> _YOUR INSTRUCTIONS_
Gather up every line from the entries below that uses the word "scouts".

> _DATA SUPPLIED_
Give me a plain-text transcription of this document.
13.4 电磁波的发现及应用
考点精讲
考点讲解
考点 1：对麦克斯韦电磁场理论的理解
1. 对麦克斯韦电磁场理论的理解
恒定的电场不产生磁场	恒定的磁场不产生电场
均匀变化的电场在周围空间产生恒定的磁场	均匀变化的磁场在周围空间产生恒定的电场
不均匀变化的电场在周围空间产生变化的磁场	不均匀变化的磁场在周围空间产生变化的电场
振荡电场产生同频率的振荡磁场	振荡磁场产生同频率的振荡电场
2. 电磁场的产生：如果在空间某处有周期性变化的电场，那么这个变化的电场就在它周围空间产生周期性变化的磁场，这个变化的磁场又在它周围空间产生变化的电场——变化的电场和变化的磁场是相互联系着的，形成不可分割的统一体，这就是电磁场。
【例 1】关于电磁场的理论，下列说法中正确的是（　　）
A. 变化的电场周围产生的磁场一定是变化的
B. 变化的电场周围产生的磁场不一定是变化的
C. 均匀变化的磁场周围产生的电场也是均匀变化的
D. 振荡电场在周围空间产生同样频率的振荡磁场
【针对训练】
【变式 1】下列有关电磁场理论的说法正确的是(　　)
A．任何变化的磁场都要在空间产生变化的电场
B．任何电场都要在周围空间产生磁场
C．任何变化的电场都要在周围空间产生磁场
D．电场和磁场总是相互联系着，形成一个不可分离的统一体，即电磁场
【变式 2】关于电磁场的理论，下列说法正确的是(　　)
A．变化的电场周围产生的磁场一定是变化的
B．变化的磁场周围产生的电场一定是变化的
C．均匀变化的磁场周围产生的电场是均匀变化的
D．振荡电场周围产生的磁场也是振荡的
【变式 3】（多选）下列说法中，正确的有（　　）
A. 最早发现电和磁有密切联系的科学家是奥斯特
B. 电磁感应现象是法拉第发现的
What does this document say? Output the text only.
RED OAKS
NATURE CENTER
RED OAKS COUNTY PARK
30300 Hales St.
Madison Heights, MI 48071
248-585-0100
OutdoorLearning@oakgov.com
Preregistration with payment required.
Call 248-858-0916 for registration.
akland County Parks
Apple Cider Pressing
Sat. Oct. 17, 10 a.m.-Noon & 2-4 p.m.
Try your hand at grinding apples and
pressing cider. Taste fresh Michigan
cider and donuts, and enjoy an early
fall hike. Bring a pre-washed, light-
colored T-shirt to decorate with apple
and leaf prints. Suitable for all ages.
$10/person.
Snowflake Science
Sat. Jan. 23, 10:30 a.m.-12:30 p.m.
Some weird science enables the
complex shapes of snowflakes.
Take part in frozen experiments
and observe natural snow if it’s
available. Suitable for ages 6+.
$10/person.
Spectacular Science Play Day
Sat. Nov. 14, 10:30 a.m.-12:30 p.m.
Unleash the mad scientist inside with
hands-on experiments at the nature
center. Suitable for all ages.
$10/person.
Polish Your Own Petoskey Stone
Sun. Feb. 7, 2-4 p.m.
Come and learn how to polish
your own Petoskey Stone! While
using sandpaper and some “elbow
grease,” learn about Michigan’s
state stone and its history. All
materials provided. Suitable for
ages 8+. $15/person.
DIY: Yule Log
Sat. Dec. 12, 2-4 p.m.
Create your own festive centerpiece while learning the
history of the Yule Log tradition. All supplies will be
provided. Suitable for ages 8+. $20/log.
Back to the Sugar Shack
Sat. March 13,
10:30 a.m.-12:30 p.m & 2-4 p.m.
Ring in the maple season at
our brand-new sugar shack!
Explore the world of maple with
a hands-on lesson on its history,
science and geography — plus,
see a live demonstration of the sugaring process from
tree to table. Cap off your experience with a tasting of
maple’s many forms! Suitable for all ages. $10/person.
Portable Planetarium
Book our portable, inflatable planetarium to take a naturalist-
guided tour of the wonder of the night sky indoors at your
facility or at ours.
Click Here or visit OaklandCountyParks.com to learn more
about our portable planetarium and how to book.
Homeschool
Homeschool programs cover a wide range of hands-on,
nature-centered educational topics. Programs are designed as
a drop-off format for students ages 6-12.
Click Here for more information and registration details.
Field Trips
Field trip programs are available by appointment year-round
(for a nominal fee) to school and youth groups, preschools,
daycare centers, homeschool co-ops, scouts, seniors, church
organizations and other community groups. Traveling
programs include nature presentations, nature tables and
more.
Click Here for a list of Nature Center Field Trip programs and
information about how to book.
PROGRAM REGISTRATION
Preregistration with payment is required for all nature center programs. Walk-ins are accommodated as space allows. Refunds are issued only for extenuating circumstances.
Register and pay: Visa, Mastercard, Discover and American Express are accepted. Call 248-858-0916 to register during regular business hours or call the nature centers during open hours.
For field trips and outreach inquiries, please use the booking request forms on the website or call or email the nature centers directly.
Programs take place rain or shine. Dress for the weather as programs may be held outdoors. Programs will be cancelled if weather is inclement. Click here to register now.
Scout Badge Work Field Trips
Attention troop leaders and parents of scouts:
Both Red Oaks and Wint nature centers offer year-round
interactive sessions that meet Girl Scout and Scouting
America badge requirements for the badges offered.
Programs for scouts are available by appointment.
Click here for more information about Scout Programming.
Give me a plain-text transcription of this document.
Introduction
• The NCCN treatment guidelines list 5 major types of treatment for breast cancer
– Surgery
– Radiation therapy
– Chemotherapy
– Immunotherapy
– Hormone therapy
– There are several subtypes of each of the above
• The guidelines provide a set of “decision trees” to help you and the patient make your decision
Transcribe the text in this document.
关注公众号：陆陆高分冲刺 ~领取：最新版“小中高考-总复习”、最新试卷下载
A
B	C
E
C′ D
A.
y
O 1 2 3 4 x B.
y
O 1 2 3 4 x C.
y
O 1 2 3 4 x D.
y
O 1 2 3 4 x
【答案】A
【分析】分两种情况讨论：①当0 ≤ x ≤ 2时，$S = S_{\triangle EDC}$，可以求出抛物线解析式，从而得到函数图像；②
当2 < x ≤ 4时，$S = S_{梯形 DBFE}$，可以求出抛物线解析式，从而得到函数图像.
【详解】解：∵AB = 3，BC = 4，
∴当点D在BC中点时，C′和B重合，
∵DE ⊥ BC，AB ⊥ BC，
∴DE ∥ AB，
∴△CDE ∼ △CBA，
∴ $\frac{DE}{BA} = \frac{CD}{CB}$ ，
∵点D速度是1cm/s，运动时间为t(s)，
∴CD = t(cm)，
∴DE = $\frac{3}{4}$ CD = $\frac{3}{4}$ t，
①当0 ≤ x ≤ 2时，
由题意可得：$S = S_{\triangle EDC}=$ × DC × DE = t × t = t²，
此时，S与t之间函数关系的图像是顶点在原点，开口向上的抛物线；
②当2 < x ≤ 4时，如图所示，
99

> _SOLUTION_
daycare centers, homeschool co-ops, scouts, seniors, church
Attention troop leaders and parents of scouts:
Programs for scouts are available by appointment.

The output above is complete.